> **GIVEN PROBLEM**
Please repeat all of the lines that follow, exactly as written.

┌─ DATA FOR THIS TASK

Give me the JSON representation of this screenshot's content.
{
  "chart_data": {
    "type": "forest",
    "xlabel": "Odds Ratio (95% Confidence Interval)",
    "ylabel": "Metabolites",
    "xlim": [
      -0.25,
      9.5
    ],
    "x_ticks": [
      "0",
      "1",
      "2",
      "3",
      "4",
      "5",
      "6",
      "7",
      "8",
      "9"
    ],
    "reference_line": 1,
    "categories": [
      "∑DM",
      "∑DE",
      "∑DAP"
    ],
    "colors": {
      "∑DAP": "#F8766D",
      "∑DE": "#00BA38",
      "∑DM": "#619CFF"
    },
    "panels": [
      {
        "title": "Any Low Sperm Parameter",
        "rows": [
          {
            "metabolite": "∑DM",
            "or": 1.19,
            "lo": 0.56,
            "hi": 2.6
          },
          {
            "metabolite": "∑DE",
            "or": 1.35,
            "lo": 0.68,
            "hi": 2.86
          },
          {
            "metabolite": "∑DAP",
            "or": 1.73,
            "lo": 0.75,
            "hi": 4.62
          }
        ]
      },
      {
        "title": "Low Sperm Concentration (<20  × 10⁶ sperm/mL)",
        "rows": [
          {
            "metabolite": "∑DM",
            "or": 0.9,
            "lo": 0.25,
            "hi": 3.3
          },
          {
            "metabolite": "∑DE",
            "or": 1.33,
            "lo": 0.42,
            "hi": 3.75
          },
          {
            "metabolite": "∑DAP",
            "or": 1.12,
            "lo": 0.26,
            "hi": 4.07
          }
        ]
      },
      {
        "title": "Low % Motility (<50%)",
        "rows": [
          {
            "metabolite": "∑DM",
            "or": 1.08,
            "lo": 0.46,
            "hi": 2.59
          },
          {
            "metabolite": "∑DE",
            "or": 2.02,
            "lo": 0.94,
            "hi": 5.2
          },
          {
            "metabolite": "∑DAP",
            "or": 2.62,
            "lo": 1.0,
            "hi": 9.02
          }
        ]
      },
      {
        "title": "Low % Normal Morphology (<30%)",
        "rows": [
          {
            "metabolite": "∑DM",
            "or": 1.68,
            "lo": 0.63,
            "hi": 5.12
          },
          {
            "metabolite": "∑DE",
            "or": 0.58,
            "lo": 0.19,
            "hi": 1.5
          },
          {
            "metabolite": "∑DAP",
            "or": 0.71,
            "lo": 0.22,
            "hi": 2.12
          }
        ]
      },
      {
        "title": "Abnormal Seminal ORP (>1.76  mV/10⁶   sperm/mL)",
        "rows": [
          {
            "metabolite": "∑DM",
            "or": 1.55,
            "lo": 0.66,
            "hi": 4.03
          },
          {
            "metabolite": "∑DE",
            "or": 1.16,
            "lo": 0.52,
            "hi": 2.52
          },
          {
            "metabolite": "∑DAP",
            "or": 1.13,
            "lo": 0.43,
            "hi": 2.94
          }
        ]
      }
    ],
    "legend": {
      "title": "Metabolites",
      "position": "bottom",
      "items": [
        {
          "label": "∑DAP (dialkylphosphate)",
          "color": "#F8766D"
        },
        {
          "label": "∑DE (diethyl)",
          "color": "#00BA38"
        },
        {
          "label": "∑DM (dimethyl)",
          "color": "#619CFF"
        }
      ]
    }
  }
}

└─

> **PROBLEM SOLUTION**
Give me the JSON representation of this screenshot's content.
{
  "chart_data": {
    "type": "forest",
    "xlabel": "Odds Ratio (95% Confidence Interval)",
    "ylabel": "Metabolites",
    "xlim": [
      -0.25,
      9.5
    ],
    "x_ticks": [
      "0",
      "1",
      "2",
      "3",
      "4",
      "5",
      "6",
      "7",
      "8",
      "9"
    ],
    "reference_line": 1,
    "categories": [
      "∑DM",
      "∑DE",
      "∑DAP"
    ],
    "colors": {
      "∑DAP": "#F8766D",
      "∑DE": "#00BA38",
      "∑DM": "#619CFF"
    },
    "panels": [
      {
        "title": "Any Low Sperm Parameter",
        "rows": [
          {
            "metabolite": "∑DM",
            "or": 1.19,
            "lo": 0.56,
            "hi": 2.6
          },
          {
            "metabolite": "∑DE",
            "or": 1.35,
            "lo": 0.68,
            "hi": 2.86
          },
          {
            "metabolite": "∑DAP",
            "or": 1.73,
            "lo": 0.75,
            "hi": 4.62
          }
        ]
      },
      {
        "title": "Low Sperm Concentration (<20  × 10⁶ sperm/mL)",
        "rows": [
          {
            "metabolite": "∑DM",
            "or": 0.9,
            "lo": 0.25,
            "hi": 3.3
          },
          {
            "metabolite": "∑DE",
            "or": 1.33,
            "lo": 0.42,
            "hi": 3.75
          },
          {
            "metabolite": "∑DAP",
            "or": 1.12,
            "lo": 0.26,
            "hi": 4.07
          }
        ]
      },
      {
        "title": "Low % Motility (<50%)",
        "rows": [
          {
            "metabolite": "∑DM",
            "or": 1.08,
            "lo": 0.46,
            "hi": 2.59
          },
          {
            "metabolite": "∑DE",
            "or": 2.02,
            "lo": 0.94,
            "hi": 5.2
          },
          {
            "metabolite": "∑DAP",
            "or": 2.62,
            "lo": 1.0,
            "hi": 9.02
          }
        ]
      },
      {
        "title": "Low % Normal Morphology (<30%)",
        "rows": [
          {
            "metabolite": "∑DM",
            "or": 1.68,
            "lo": 0.63,
            "hi": 5.12
          },
          {
            "metabolite": "∑DE",
            "or": 0.58,
            "lo": 0.19,
            "hi": 1.5
          },
          {
            "metabolite": "∑DAP",
            "or": 0.71,
            "lo": 0.22,
            "hi": 2.12
          }
        ]
      },
      {
        "title": "Abnormal Seminal ORP (>1.76  mV/10⁶   sperm/mL)",
        "rows": [
          {
            "metabolite": "∑DM",
            "or": 1.55,
            "lo": 0.66,
            "hi": 4.03
          },
          {
            "metabolite": "∑DE",
            "or": 1.16,
            "lo": 0.52,
            "hi": 2.52
          },
          {
            "metabolite": "∑DAP",
            "or": 1.13,
            "lo": 0.43,
            "hi": 2.94
          }
        ]
      }
    ],
    "legend": {
      "title": "Metabolites",
      "position": "bottom",
      "items": [
        {
          "label": "∑DAP (dialkylphosphate)",
          "color": "#F8766D"
        },
        {
          "label": "∑DE (diethyl)",
          "color": "#00BA38"
        },
        {
          "label": "∑DM (dimethyl)",
          "color": "#619CFF"
        }
      ]
    }
  }
}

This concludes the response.